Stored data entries
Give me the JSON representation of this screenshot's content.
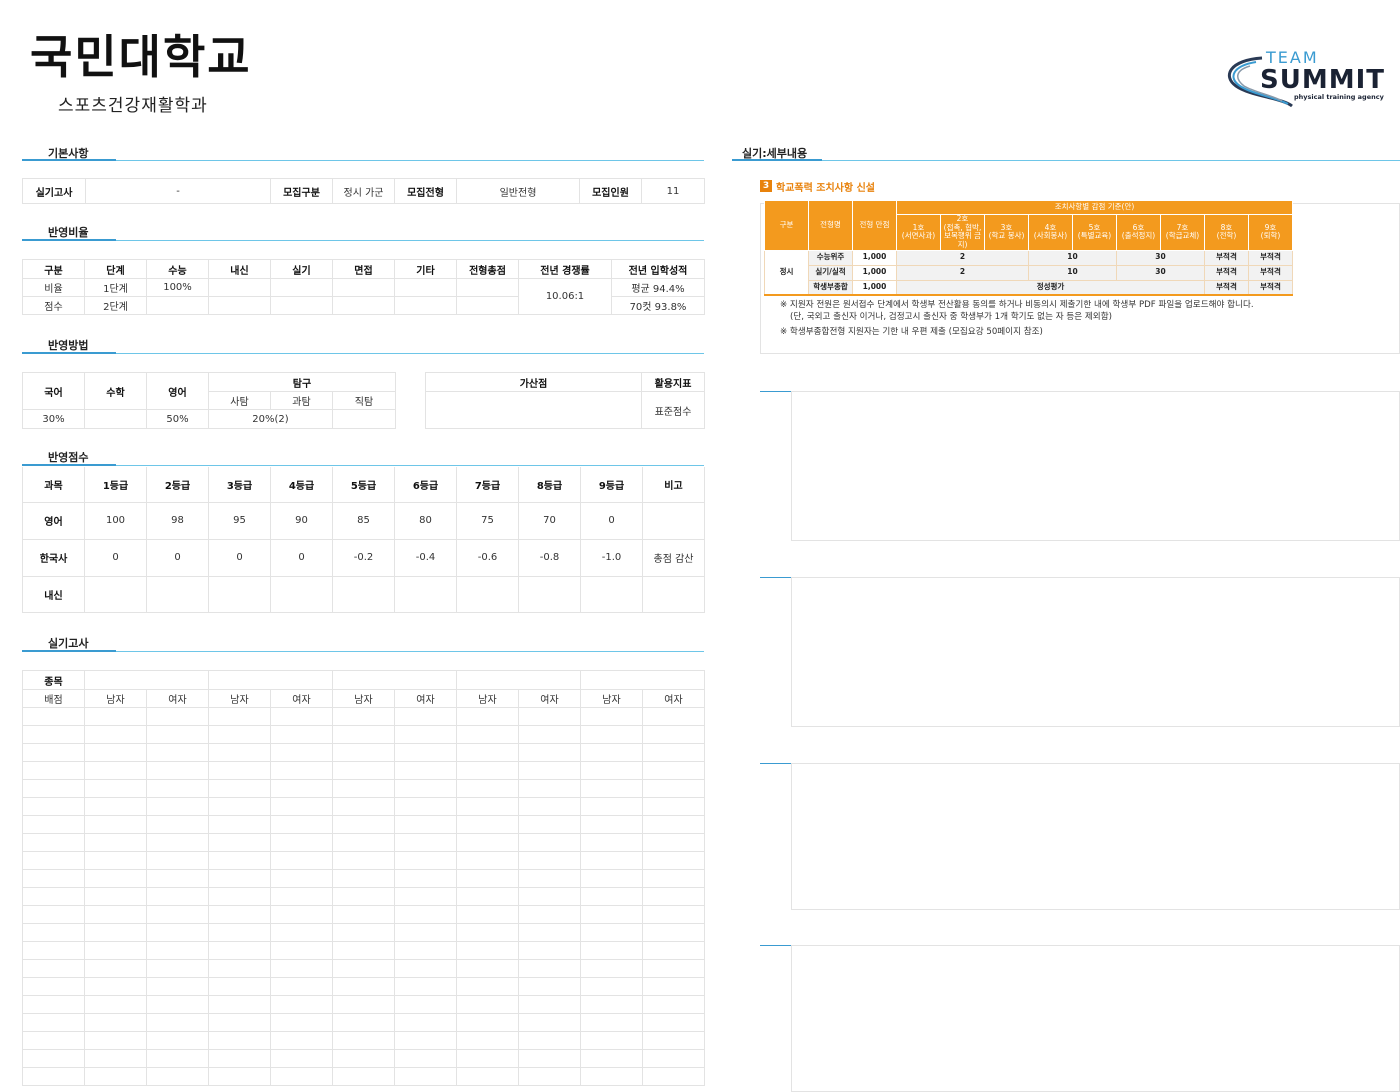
{
  "header": {
    "title": "국민대학교",
    "subtitle": "스포츠건강재활학과"
  },
  "logo": {
    "line1": "TEAM",
    "line2": "SUMMIT",
    "tagline": "physical training agency"
  },
  "sections": {
    "basic": "기본사항",
    "ratio": "반영비율",
    "method": "반영방법",
    "score": "반영점수",
    "practical": "실기고사",
    "detail": "실기:세부내용"
  },
  "basic": {
    "practical_label": "실기고사",
    "practical_value": "-",
    "recruit_type_label": "모집구분",
    "recruit_type_value": "정시 가군",
    "admission_label": "모집전형",
    "admission_value": "일반전형",
    "quota_label": "모집인원",
    "quota_value": "11"
  },
  "ratio": {
    "headers": [
      "구분",
      "단계",
      "수능",
      "내신",
      "실기",
      "면접",
      "기타",
      "전형총점",
      "전년 경쟁률",
      "전년 입학성적"
    ],
    "row1": [
      "비율",
      "1단계",
      "100%",
      "",
      "",
      "",
      "",
      ""
    ],
    "row2": [
      "점수",
      "2단계",
      "",
      "",
      "",
      "",
      "",
      ""
    ],
    "competition": "10.06:1",
    "avg": "평균 94.4%",
    "cut": "70컷 93.8%"
  },
  "method": {
    "korean": "국어",
    "math": "수학",
    "english": "영어",
    "inquiry": "탐구",
    "social": "사탐",
    "science": "과탐",
    "vocational": "직탐",
    "korean_val": "30%",
    "math_val": "",
    "english_val": "50%",
    "inquiry_val": "20%(2)",
    "bonus": "가산점",
    "indicator": "활용지표",
    "indicator_val": "표준점수"
  },
  "score": {
    "headers": [
      "과목",
      "1등급",
      "2등급",
      "3등급",
      "4등급",
      "5등급",
      "6등급",
      "7등급",
      "8등급",
      "9등급",
      "비고"
    ],
    "rows": [
      [
        "영어",
        "100",
        "98",
        "95",
        "90",
        "85",
        "80",
        "75",
        "70",
        "0",
        ""
      ],
      [
        "한국사",
        "0",
        "0",
        "0",
        "0",
        "-0.2",
        "-0.4",
        "-0.6",
        "-0.8",
        "-1.0",
        "총점 감산"
      ],
      [
        "내신",
        "",
        "",
        "",
        "",
        "",
        "",
        "",
        "",
        "",
        ""
      ]
    ]
  },
  "practical": {
    "event": "종목",
    "score": "배점",
    "male": "남자",
    "female": "여자"
  },
  "notice": {
    "num": "3",
    "title": "학교폭력 조치사항 신설",
    "h_group": "구분",
    "h_type": "전형명",
    "h_total": "전형 만점",
    "h_criteria": "조치사항별 감점 기준(안)",
    "cols": [
      [
        "1호",
        "(서면사과)"
      ],
      [
        "2호",
        "(접촉, 협박,",
        "보복행위 금지)"
      ],
      [
        "3호",
        "(학교 봉사)"
      ],
      [
        "4호",
        "(사회봉사)"
      ],
      [
        "5호",
        "(특별교육)"
      ],
      [
        "6호",
        "(출석정지)"
      ],
      [
        "7호",
        "(학급교체)"
      ],
      [
        "8호",
        "(전학)"
      ],
      [
        "9호",
        "(퇴학)"
      ]
    ],
    "group": "정시",
    "rows": [
      {
        "name": "수능위주",
        "total": "1,000",
        "v12": "2",
        "v34": "10",
        "v56": "30",
        "v8": "부적격",
        "v9": "부적격"
      },
      {
        "name": "실기/실적",
        "total": "1,000",
        "v12": "2",
        "v34": "10",
        "v56": "30",
        "v8": "부적격",
        "v9": "부적격"
      },
      {
        "name": "학생부종합",
        "total": "1,000",
        "mid": "정성평가",
        "v8": "부적격",
        "v9": "부적격"
      }
    ],
    "note1": "※ 지원자 전원은 원서접수 단계에서 학생부 전산활용 동의를 하거나 비동의시 제출기한 내에 학생부 PDF 파일을 업로드해야 합니다.",
    "note1b": "(단, 국외고 출신자 이거나, 검정고시 출신자 중 학생부가 1개 학기도 없는 자 등은 제외함)",
    "note2": "※ 학생부종합전형 지원자는 기한 내 우편 제출 (모집요강 50페이지 참조)"
  }
}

Task description
Every record above should be written out again exactly; the pictures stay out of the copy.

Written solution
Give me the JSON representation of this screenshot's content.
{
  "header": {
    "title": "국민대학교",
    "subtitle": "스포츠건강재활학과"
  },
  "logo": {
    "line1": "TEAM",
    "line2": "SUMMIT",
    "tagline": "physical training agency"
  },
  "sections": {
    "basic": "기본사항",
    "ratio": "반영비율",
    "method": "반영방법",
    "score": "반영점수",
    "practical": "실기고사",
    "detail": "실기:세부내용"
  },
  "basic": {
    "practical_label": "실기고사",
    "practical_value": "-",
    "recruit_type_label": "모집구분",
    "recruit_type_value": "정시 가군",
    "admission_label": "모집전형",
    "admission_value": "일반전형",
    "quota_label": "모집인원",
    "quota_value": "11"
  },
  "ratio": {
    "headers": [
      "구분",
      "단계",
      "수능",
      "내신",
      "실기",
      "면접",
      "기타",
      "전형총점",
      "전년 경쟁률",
      "전년 입학성적"
    ],
    "row1": [
      "비율",
      "1단계",
      "100%",
      "",
      "",
      "",
      "",
      ""
    ],
    "row2": [
      "점수",
      "2단계",
      "",
      "",
      "",
      "",
      "",
      ""
    ],
    "competition": "10.06:1",
    "avg": "평균 94.4%",
    "cut": "70컷 93.8%"
  },
  "method": {
    "korean": "국어",
    "math": "수학",
    "english": "영어",
    "inquiry": "탐구",
    "social": "사탐",
    "science": "과탐",
    "vocational": "직탐",
    "korean_val": "30%",
    "math_val": "",
    "english_val": "50%",
    "inquiry_val": "20%(2)",
    "bonus": "가산점",
    "indicator": "활용지표",
    "indicator_val": "표준점수"
  },
  "score": {
    "headers": [
      "과목",
      "1등급",
      "2등급",
      "3등급",
      "4등급",
      "5등급",
      "6등급",
      "7등급",
      "8등급",
      "9등급",
      "비고"
    ],
    "rows": [
      [
        "영어",
        "100",
        "98",
        "95",
        "90",
        "85",
        "80",
        "75",
        "70",
        "0",
        ""
      ],
      [
        "한국사",
        "0",
        "0",
        "0",
        "0",
        "-0.2",
        "-0.4",
        "-0.6",
        "-0.8",
        "-1.0",
        "총점 감산"
      ],
      [
        "내신",
        "",
        "",
        "",
        "",
        "",
        "",
        "",
        "",
        "",
        ""
      ]
    ]
  },
  "practical": {
    "event": "종목",
    "score": "배점",
    "male": "남자",
    "female": "여자"
  },
  "notice": {
    "num": "3",
    "title": "학교폭력 조치사항 신설",
    "h_group": "구분",
    "h_type": "전형명",
    "h_total": "전형 만점",
    "h_criteria": "조치사항별 감점 기준(안)",
    "cols": [
      [
        "1호",
        "(서면사과)"
      ],
      [
        "2호",
        "(접촉, 협박,",
        "보복행위 금지)"
      ],
      [
        "3호",
        "(학교 봉사)"
      ],
      [
        "4호",
        "(사회봉사)"
      ],
      [
        "5호",
        "(특별교육)"
      ],
      [
        "6호",
        "(출석정지)"
      ],
      [
        "7호",
        "(학급교체)"
      ],
      [
        "8호",
        "(전학)"
      ],
      [
        "9호",
        "(퇴학)"
      ]
    ],
    "group": "정시",
    "rows": [
      {
        "name": "수능위주",
        "total": "1,000",
        "v12": "2",
        "v34": "10",
        "v56": "30",
        "v8": "부적격",
        "v9": "부적격"
      },
      {
        "name": "실기/실적",
        "total": "1,000",
        "v12": "2",
        "v34": "10",
        "v56": "30",
        "v8": "부적격",
        "v9": "부적격"
      },
      {
        "name": "학생부종합",
        "total": "1,000",
        "mid": "정성평가",
        "v8": "부적격",
        "v9": "부적격"
      }
    ],
    "note1": "※ 지원자 전원은 원서접수 단계에서 학생부 전산활용 동의를 하거나 비동의시 제출기한 내에 학생부 PDF 파일을 업로드해야 합니다.",
    "note1b": "(단, 국외고 출신자 이거나, 검정고시 출신자 중 학생부가 1개 학기도 없는 자 등은 제외함)",
    "note2": "※ 학생부종합전형 지원자는 기한 내 우편 제출 (모집요강 50페이지 참조)"
  }
}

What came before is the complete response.